▸ **DO THIS**: Give every line of the material again, exactly as written.

--- START ENTRIES PROVIDED ---

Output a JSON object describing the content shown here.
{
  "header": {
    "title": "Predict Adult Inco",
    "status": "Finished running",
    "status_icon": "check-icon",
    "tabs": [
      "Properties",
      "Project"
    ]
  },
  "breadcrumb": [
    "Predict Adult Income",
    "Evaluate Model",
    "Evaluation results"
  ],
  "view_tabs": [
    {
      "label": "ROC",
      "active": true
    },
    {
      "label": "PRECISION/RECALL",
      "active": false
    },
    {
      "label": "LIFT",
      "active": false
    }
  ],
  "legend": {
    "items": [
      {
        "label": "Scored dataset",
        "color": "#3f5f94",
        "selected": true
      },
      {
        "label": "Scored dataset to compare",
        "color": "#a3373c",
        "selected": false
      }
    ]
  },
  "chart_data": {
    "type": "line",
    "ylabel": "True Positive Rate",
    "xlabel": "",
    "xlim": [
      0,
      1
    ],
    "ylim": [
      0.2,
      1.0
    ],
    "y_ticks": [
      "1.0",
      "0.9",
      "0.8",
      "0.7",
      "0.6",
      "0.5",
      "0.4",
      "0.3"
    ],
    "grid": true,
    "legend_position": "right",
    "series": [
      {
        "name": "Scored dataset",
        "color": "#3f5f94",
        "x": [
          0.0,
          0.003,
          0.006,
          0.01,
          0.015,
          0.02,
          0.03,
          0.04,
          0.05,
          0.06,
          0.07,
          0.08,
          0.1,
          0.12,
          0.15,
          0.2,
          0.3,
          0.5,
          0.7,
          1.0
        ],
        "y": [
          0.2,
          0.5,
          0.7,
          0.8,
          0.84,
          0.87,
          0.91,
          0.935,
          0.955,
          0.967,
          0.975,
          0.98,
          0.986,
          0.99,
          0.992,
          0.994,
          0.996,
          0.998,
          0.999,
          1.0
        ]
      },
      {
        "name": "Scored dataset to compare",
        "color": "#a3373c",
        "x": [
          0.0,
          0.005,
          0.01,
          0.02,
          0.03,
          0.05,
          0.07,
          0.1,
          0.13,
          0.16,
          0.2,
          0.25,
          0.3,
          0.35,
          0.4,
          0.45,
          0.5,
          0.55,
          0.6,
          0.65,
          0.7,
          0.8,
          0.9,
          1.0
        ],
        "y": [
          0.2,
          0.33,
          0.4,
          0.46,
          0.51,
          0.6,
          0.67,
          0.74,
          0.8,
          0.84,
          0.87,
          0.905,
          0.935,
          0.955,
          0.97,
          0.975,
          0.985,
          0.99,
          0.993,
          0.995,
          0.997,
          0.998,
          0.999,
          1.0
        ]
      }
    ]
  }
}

--- END ENTRIES PROVIDED ---

▸ **EXERCISE RESPONSE**:
Output a JSON object describing the content shown here.
{
  "header": {
    "title": "Predict Adult Inco",
    "status": "Finished running",
    "status_icon": "check-icon",
    "tabs": [
      "Properties",
      "Project"
    ]
  },
  "breadcrumb": [
    "Predict Adult Income",
    "Evaluate Model",
    "Evaluation results"
  ],
  "view_tabs": [
    {
      "label": "ROC",
      "active": true
    },
    {
      "label": "PRECISION/RECALL",
      "active": false
    },
    {
      "label": "LIFT",
      "active": false
    }
  ],
  "legend": {
    "items": [
      {
        "label": "Scored dataset",
        "color": "#3f5f94",
        "selected": true
      },
      {
        "label": "Scored dataset to compare",
        "color": "#a3373c",
        "selected": false
      }
    ]
  },
  "chart_data": {
    "type": "line",
    "ylabel": "True Positive Rate",
    "xlabel": "",
    "xlim": [
      0,
      1
    ],
    "ylim": [
      0.2,
      1.0
    ],
    "y_ticks": [
      "1.0",
      "0.9",
      "0.8",
      "0.7",
      "0.6",
      "0.5",
      "0.4",
      "0.3"
    ],
    "grid": true,
    "legend_position": "right",
    "series": [
      {
        "name": "Scored dataset",
        "color": "#3f5f94",
        "x": [
          0.0,
          0.003,
          0.006,
          0.01,
          0.015,
          0.02,
          0.03,
          0.04,
          0.05,
          0.06,
          0.07,
          0.08,
          0.1,
          0.12,
          0.15,
          0.2,
          0.3,
          0.5,
          0.7,
          1.0
        ],
        "y": [
          0.2,
          0.5,
          0.7,
          0.8,
          0.84,
          0.87,
          0.91,
          0.935,
          0.955,
          0.967,
          0.975,
          0.98,
          0.986,
          0.99,
          0.992,
          0.994,
          0.996,
          0.998,
          0.999,
          1.0
        ]
      },
      {
        "name": "Scored dataset to compare",
        "color": "#a3373c",
        "x": [
          0.0,
          0.005,
          0.01,
          0.02,
          0.03,
          0.05,
          0.07,
          0.1,
          0.13,
          0.16,
          0.2,
          0.25,
          0.3,
          0.35,
          0.4,
          0.45,
          0.5,
          0.55,
          0.6,
          0.65,
          0.7,
          0.8,
          0.9,
          1.0
        ],
        "y": [
          0.2,
          0.33,
          0.4,
          0.46,
          0.51,
          0.6,
          0.67,
          0.74,
          0.8,
          0.84,
          0.87,
          0.905,
          0.935,
          0.955,
          0.97,
          0.975,
          0.985,
          0.99,
          0.993,
          0.995,
          0.997,
          0.998,
          0.999,
          1.0
        ]
      }
    ]
  }
}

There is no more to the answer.